┌─ Entries supplied

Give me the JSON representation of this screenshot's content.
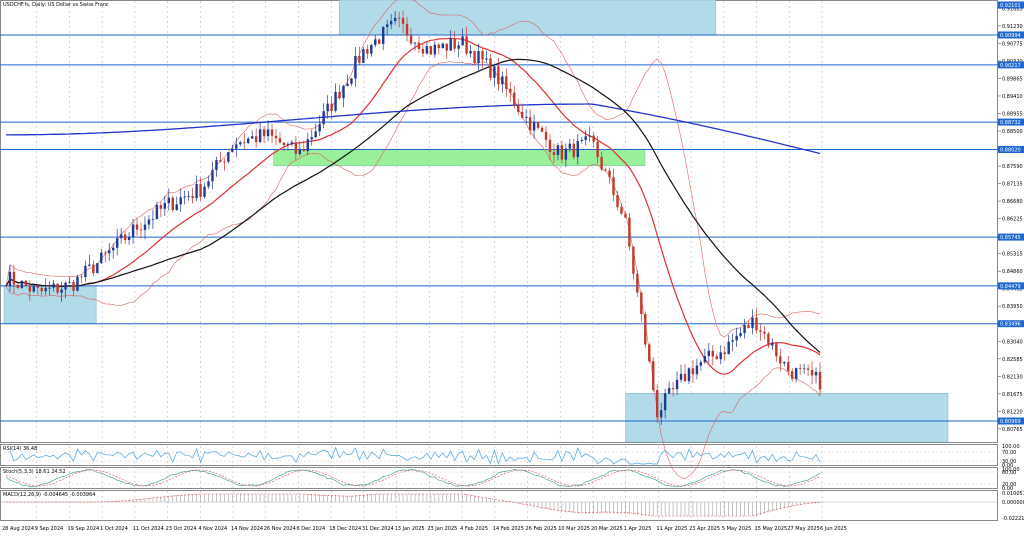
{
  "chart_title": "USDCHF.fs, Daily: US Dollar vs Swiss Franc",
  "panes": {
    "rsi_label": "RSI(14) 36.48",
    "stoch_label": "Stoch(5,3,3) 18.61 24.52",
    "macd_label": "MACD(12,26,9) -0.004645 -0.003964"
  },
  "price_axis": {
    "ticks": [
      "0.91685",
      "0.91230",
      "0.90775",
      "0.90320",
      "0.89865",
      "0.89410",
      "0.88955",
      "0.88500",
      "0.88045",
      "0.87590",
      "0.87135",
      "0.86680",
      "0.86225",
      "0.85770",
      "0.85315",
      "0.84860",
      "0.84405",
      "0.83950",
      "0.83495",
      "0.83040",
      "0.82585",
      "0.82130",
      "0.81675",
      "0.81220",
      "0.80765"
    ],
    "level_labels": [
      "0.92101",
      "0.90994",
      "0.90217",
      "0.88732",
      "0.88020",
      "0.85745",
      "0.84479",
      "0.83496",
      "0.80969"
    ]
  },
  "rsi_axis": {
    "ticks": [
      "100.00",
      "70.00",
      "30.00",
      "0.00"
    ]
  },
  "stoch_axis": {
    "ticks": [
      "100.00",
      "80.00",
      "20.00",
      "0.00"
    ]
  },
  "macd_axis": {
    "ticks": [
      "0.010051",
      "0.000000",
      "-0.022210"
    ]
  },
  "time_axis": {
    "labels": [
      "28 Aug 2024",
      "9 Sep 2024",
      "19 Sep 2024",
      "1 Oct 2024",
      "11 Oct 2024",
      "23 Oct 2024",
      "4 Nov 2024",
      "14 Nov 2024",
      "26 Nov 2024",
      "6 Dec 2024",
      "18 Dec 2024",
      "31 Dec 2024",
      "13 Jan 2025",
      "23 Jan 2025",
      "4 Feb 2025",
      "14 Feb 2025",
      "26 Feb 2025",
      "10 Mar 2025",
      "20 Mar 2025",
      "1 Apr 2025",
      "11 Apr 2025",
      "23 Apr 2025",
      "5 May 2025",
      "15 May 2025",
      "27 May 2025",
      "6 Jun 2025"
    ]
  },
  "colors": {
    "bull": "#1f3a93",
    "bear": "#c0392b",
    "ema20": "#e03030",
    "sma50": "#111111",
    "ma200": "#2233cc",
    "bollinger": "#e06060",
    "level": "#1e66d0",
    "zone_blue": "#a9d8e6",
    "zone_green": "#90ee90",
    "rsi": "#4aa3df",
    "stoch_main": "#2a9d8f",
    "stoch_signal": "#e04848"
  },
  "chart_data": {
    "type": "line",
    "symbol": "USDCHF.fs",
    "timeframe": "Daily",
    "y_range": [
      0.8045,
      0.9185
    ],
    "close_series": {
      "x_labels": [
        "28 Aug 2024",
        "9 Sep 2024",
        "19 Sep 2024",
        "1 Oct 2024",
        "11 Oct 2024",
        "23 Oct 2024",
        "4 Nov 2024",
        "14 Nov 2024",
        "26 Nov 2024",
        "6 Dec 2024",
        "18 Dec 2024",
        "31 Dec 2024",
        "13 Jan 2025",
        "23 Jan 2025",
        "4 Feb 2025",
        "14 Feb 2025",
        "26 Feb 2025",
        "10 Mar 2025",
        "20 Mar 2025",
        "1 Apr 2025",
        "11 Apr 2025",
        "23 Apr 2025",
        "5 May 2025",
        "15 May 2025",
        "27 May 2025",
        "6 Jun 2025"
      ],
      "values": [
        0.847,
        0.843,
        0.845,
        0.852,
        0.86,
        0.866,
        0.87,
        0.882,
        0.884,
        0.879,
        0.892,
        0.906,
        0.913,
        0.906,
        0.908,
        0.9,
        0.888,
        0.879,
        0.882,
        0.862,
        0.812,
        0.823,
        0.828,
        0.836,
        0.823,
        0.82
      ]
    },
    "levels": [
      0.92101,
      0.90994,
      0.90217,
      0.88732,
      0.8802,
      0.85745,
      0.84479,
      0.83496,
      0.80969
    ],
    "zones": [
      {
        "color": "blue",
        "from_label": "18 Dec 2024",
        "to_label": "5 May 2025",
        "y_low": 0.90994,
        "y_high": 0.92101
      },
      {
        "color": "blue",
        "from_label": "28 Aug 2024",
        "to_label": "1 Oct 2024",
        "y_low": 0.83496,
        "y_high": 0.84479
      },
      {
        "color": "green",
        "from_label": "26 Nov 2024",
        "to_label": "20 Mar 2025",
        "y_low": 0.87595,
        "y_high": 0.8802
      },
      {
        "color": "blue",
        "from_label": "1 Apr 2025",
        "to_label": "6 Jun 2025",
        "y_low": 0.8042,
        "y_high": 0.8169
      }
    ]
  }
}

└─
┌─ Entries supplied

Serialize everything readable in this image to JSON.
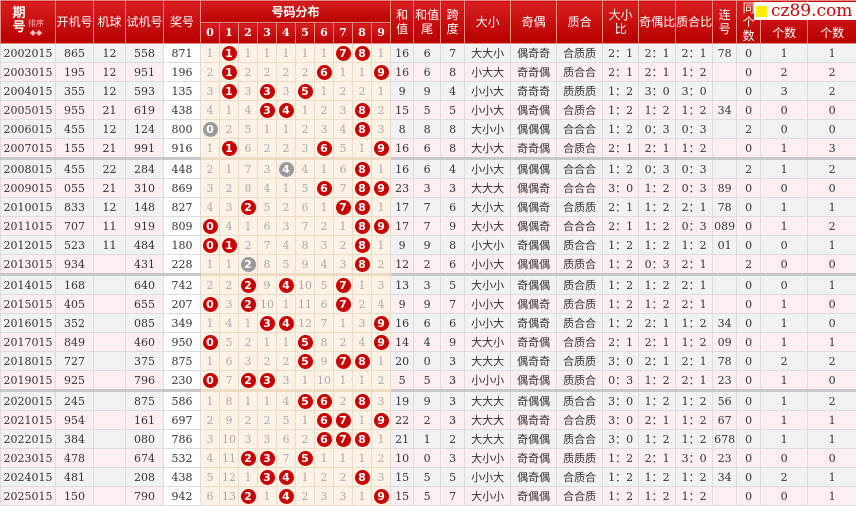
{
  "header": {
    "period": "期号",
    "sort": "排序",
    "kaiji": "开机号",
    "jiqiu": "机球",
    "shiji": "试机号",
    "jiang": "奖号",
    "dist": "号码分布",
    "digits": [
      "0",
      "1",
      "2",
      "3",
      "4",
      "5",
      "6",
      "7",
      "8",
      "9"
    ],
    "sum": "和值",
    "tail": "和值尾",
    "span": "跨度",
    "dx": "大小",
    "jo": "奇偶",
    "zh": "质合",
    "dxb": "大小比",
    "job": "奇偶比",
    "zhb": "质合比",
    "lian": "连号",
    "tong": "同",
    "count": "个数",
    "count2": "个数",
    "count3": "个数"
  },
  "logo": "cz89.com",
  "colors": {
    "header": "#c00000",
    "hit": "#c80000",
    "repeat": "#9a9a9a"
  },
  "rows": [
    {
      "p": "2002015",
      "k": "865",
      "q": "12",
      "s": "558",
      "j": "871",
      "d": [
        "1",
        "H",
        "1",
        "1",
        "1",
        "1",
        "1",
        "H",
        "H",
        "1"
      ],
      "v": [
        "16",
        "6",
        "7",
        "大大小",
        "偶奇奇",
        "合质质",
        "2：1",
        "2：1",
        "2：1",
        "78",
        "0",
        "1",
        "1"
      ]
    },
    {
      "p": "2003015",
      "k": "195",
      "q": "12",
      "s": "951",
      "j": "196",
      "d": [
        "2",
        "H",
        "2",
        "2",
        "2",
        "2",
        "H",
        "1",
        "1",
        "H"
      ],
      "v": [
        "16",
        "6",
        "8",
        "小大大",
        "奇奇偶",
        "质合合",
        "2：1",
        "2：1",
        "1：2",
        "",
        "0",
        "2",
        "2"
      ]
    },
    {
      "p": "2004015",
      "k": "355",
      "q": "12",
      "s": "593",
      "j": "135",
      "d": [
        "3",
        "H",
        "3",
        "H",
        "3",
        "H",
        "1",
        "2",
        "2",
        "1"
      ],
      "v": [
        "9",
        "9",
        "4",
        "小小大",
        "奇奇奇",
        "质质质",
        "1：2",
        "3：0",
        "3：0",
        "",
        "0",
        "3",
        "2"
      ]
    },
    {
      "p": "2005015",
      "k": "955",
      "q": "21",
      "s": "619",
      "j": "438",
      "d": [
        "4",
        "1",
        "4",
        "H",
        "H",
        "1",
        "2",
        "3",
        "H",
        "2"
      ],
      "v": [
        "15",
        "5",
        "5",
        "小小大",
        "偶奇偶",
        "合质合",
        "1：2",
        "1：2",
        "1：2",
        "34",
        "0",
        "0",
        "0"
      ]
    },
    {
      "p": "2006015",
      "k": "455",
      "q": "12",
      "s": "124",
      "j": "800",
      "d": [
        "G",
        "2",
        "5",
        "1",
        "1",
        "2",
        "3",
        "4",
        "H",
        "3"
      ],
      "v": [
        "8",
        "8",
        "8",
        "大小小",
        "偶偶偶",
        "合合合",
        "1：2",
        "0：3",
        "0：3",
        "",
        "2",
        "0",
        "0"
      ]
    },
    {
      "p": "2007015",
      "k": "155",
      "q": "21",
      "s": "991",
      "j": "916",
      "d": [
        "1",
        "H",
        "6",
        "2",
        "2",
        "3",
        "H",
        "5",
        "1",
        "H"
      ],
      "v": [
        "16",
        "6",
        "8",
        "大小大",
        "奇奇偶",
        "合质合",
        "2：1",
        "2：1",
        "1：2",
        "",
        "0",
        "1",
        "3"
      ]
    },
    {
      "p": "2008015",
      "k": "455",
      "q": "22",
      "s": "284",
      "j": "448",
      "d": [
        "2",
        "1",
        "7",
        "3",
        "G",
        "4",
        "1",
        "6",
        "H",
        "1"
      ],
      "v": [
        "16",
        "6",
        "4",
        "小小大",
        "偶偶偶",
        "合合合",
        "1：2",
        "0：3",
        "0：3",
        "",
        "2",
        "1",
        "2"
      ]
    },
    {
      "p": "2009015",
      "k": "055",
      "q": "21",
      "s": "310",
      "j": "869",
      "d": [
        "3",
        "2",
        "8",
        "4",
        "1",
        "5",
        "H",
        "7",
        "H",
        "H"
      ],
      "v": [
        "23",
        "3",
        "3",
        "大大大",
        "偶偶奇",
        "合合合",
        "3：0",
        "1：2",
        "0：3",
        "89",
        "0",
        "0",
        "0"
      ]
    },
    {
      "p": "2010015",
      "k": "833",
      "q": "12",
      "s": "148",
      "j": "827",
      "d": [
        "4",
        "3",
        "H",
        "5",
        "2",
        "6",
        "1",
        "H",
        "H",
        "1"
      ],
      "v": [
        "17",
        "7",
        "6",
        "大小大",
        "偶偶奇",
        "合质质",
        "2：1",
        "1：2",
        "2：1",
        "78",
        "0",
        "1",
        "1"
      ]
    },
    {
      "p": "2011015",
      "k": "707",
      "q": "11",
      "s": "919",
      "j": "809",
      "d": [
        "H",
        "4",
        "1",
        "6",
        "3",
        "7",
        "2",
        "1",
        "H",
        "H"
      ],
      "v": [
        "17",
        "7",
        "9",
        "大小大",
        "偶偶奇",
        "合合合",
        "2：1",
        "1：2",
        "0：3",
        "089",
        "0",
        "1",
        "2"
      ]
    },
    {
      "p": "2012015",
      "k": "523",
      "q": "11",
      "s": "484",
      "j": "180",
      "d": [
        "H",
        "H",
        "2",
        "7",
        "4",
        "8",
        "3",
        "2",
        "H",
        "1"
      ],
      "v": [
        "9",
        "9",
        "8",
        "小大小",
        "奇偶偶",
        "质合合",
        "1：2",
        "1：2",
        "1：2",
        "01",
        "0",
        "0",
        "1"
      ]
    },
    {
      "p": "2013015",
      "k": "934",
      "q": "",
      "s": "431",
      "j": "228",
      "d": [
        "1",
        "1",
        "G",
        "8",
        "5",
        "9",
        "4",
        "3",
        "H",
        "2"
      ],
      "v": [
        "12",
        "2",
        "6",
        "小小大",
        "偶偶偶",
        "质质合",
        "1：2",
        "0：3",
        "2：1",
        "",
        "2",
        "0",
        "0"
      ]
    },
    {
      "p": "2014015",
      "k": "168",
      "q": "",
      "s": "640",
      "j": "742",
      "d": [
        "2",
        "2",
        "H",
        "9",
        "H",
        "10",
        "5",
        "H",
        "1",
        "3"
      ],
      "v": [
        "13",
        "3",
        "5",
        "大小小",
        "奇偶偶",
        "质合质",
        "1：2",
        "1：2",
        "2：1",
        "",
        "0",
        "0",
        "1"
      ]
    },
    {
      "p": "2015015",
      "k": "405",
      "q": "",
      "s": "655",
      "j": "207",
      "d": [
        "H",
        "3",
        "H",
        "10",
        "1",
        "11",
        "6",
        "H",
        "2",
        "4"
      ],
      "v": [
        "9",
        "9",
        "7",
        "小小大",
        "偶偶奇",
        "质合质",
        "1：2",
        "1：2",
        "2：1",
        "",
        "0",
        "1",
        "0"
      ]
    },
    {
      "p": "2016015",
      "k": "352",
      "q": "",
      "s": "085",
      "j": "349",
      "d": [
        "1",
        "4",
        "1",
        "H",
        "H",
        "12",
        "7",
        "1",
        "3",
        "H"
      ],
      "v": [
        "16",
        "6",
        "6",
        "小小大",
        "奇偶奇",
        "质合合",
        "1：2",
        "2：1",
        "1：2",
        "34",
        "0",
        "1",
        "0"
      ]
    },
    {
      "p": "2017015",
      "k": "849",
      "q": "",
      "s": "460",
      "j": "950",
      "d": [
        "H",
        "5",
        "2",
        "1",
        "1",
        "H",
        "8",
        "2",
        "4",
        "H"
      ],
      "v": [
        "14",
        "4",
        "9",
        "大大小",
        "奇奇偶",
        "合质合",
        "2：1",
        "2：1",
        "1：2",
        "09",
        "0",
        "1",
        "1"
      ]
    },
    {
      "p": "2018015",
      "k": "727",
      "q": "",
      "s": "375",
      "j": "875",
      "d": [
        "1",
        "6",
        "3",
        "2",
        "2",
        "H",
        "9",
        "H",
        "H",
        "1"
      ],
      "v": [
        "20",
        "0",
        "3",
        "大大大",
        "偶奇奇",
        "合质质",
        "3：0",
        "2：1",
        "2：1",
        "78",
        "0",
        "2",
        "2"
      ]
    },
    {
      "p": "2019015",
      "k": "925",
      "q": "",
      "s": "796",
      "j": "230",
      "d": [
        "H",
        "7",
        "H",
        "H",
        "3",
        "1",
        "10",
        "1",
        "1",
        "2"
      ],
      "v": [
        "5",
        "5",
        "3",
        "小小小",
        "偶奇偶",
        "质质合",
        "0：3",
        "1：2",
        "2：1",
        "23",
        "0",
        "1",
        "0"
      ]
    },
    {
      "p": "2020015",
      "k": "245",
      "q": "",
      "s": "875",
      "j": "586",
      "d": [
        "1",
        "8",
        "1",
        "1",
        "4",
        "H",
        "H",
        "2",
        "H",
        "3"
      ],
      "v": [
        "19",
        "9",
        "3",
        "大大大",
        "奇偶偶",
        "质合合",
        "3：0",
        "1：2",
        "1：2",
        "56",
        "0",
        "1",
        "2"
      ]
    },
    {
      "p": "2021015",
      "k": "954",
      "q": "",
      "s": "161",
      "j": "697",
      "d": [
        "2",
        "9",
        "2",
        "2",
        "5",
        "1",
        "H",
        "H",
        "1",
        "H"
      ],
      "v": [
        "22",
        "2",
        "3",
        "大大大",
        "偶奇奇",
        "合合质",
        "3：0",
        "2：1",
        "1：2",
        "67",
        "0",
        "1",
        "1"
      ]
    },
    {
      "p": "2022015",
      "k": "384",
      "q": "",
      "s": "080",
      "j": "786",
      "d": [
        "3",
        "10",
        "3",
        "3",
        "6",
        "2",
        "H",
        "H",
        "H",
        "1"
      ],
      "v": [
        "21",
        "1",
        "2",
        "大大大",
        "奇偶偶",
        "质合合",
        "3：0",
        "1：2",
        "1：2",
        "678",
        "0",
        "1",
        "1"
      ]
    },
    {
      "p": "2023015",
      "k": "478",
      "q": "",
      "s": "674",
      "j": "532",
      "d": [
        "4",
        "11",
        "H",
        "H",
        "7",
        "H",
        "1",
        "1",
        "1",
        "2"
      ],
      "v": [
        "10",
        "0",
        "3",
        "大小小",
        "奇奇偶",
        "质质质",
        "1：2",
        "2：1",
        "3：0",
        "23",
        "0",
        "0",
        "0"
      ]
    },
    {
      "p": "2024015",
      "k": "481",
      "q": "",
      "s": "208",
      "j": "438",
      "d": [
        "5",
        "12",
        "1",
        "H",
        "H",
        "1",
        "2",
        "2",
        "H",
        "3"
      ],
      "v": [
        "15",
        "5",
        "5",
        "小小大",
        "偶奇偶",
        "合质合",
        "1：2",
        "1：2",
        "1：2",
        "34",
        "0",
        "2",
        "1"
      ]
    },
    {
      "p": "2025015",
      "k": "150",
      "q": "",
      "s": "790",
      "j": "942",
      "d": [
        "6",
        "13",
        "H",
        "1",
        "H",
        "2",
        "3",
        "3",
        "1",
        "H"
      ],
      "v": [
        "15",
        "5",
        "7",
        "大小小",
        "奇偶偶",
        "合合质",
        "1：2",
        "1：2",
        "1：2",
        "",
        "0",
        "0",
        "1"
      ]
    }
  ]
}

└─

§ **Objective**: Pull out the lines above in which the word "USDCHF" appears.

§ **Result of this task**:
  "chart_title": "USDCHF.fs, Daily: US Dollar vs Swiss Franc",
    "symbol": "USDCHF.fs",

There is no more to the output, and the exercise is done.